**WRITTEN EXERCISE**:
Each entry must appear again exactly as it does in the source.

---

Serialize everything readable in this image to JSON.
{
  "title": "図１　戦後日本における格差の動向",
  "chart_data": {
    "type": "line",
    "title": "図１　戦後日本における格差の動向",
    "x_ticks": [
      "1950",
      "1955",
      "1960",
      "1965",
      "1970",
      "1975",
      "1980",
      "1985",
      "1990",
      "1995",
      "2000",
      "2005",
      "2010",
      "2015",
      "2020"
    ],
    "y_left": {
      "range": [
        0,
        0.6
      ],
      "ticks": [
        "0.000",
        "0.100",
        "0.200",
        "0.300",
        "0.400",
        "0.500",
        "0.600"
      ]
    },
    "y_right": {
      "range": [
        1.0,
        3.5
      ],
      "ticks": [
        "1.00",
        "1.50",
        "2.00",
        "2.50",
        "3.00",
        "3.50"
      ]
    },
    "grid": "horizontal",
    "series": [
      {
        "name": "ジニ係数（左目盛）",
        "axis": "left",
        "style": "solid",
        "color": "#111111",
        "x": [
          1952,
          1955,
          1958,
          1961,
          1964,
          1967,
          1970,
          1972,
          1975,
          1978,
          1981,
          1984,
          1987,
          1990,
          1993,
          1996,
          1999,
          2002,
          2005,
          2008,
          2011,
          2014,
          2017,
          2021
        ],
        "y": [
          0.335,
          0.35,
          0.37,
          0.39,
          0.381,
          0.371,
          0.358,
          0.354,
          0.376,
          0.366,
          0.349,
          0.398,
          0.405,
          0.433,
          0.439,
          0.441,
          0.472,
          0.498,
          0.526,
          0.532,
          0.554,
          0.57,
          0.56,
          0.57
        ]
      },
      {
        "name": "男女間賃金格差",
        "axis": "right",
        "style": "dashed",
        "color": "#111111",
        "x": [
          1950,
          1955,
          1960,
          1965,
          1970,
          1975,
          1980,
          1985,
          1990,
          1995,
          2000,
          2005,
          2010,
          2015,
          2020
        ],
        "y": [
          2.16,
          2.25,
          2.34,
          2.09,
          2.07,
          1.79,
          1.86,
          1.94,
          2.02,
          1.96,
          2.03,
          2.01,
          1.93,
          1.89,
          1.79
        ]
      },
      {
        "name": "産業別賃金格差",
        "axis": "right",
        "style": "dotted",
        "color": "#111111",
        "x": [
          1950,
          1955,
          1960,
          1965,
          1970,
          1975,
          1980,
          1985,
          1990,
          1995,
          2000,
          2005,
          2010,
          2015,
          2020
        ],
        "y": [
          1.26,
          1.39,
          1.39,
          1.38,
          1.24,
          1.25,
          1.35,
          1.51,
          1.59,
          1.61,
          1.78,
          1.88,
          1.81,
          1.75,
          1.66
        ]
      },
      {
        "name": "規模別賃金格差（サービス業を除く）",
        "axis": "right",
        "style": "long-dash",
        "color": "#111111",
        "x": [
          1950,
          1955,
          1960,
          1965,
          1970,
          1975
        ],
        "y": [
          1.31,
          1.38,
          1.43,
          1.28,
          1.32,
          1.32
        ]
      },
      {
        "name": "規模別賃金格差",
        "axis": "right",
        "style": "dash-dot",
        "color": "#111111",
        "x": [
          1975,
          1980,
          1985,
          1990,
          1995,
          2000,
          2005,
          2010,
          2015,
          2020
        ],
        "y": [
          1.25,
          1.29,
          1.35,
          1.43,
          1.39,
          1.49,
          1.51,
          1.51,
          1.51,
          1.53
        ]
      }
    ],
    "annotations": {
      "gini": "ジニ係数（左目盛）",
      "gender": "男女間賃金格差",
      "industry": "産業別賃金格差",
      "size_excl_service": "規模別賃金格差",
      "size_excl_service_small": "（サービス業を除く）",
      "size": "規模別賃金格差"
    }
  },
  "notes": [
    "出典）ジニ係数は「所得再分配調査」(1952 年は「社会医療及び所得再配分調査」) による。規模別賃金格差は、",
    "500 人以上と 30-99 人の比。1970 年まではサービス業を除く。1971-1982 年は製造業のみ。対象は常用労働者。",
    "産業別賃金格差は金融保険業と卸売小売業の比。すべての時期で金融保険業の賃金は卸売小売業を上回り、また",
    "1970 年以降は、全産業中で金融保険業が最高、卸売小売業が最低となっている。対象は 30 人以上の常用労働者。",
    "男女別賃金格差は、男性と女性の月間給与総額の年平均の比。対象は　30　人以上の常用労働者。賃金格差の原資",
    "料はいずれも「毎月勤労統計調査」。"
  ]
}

---

**FINISHED EXERCISE**:
Serialize everything readable in this image to JSON.
{
  "title": "図１　戦後日本における格差の動向",
  "chart_data": {
    "type": "line",
    "title": "図１　戦後日本における格差の動向",
    "x_ticks": [
      "1950",
      "1955",
      "1960",
      "1965",
      "1970",
      "1975",
      "1980",
      "1985",
      "1990",
      "1995",
      "2000",
      "2005",
      "2010",
      "2015",
      "2020"
    ],
    "y_left": {
      "range": [
        0,
        0.6
      ],
      "ticks": [
        "0.000",
        "0.100",
        "0.200",
        "0.300",
        "0.400",
        "0.500",
        "0.600"
      ]
    },
    "y_right": {
      "range": [
        1.0,
        3.5
      ],
      "ticks": [
        "1.00",
        "1.50",
        "2.00",
        "2.50",
        "3.00",
        "3.50"
      ]
    },
    "grid": "horizontal",
    "series": [
      {
        "name": "ジニ係数（左目盛）",
        "axis": "left",
        "style": "solid",
        "color": "#111111",
        "x": [
          1952,
          1955,
          1958,
          1961,
          1964,
          1967,
          1970,
          1972,
          1975,
          1978,
          1981,
          1984,
          1987,
          1990,
          1993,
          1996,
          1999,
          2002,
          2005,
          2008,
          2011,
          2014,
          2017,
          2021
        ],
        "y": [
          0.335,
          0.35,
          0.37,
          0.39,
          0.381,
          0.371,
          0.358,
          0.354,
          0.376,
          0.366,
          0.349,
          0.398,
          0.405,
          0.433,
          0.439,
          0.441,
          0.472,
          0.498,
          0.526,
          0.532,
          0.554,
          0.57,
          0.56,
          0.57
        ]
      },
      {
        "name": "男女間賃金格差",
        "axis": "right",
        "style": "dashed",
        "color": "#111111",
        "x": [
          1950,
          1955,
          1960,
          1965,
          1970,
          1975,
          1980,
          1985,
          1990,
          1995,
          2000,
          2005,
          2010,
          2015,
          2020
        ],
        "y": [
          2.16,
          2.25,
          2.34,
          2.09,
          2.07,
          1.79,
          1.86,
          1.94,
          2.02,
          1.96,
          2.03,
          2.01,
          1.93,
          1.89,
          1.79
        ]
      },
      {
        "name": "産業別賃金格差",
        "axis": "right",
        "style": "dotted",
        "color": "#111111",
        "x": [
          1950,
          1955,
          1960,
          1965,
          1970,
          1975,
          1980,
          1985,
          1990,
          1995,
          2000,
          2005,
          2010,
          2015,
          2020
        ],
        "y": [
          1.26,
          1.39,
          1.39,
          1.38,
          1.24,
          1.25,
          1.35,
          1.51,
          1.59,
          1.61,
          1.78,
          1.88,
          1.81,
          1.75,
          1.66
        ]
      },
      {
        "name": "規模別賃金格差（サービス業を除く）",
        "axis": "right",
        "style": "long-dash",
        "color": "#111111",
        "x": [
          1950,
          1955,
          1960,
          1965,
          1970,
          1975
        ],
        "y": [
          1.31,
          1.38,
          1.43,
          1.28,
          1.32,
          1.32
        ]
      },
      {
        "name": "規模別賃金格差",
        "axis": "right",
        "style": "dash-dot",
        "color": "#111111",
        "x": [
          1975,
          1980,
          1985,
          1990,
          1995,
          2000,
          2005,
          2010,
          2015,
          2020
        ],
        "y": [
          1.25,
          1.29,
          1.35,
          1.43,
          1.39,
          1.49,
          1.51,
          1.51,
          1.51,
          1.53
        ]
      }
    ],
    "annotations": {
      "gini": "ジニ係数（左目盛）",
      "gender": "男女間賃金格差",
      "industry": "産業別賃金格差",
      "size_excl_service": "規模別賃金格差",
      "size_excl_service_small": "（サービス業を除く）",
      "size": "規模別賃金格差"
    }
  },
  "notes": [
    "出典）ジニ係数は「所得再分配調査」(1952 年は「社会医療及び所得再配分調査」) による。規模別賃金格差は、",
    "500 人以上と 30-99 人の比。1970 年まではサービス業を除く。1971-1982 年は製造業のみ。対象は常用労働者。",
    "産業別賃金格差は金融保険業と卸売小売業の比。すべての時期で金融保険業の賃金は卸売小売業を上回り、また",
    "1970 年以降は、全産業中で金融保険業が最高、卸売小売業が最低となっている。対象は 30 人以上の常用労働者。",
    "男女別賃金格差は、男性と女性の月間給与総額の年平均の比。対象は　30　人以上の常用労働者。賃金格差の原資",
    "料はいずれも「毎月勤労統計調査」。"
  ]
}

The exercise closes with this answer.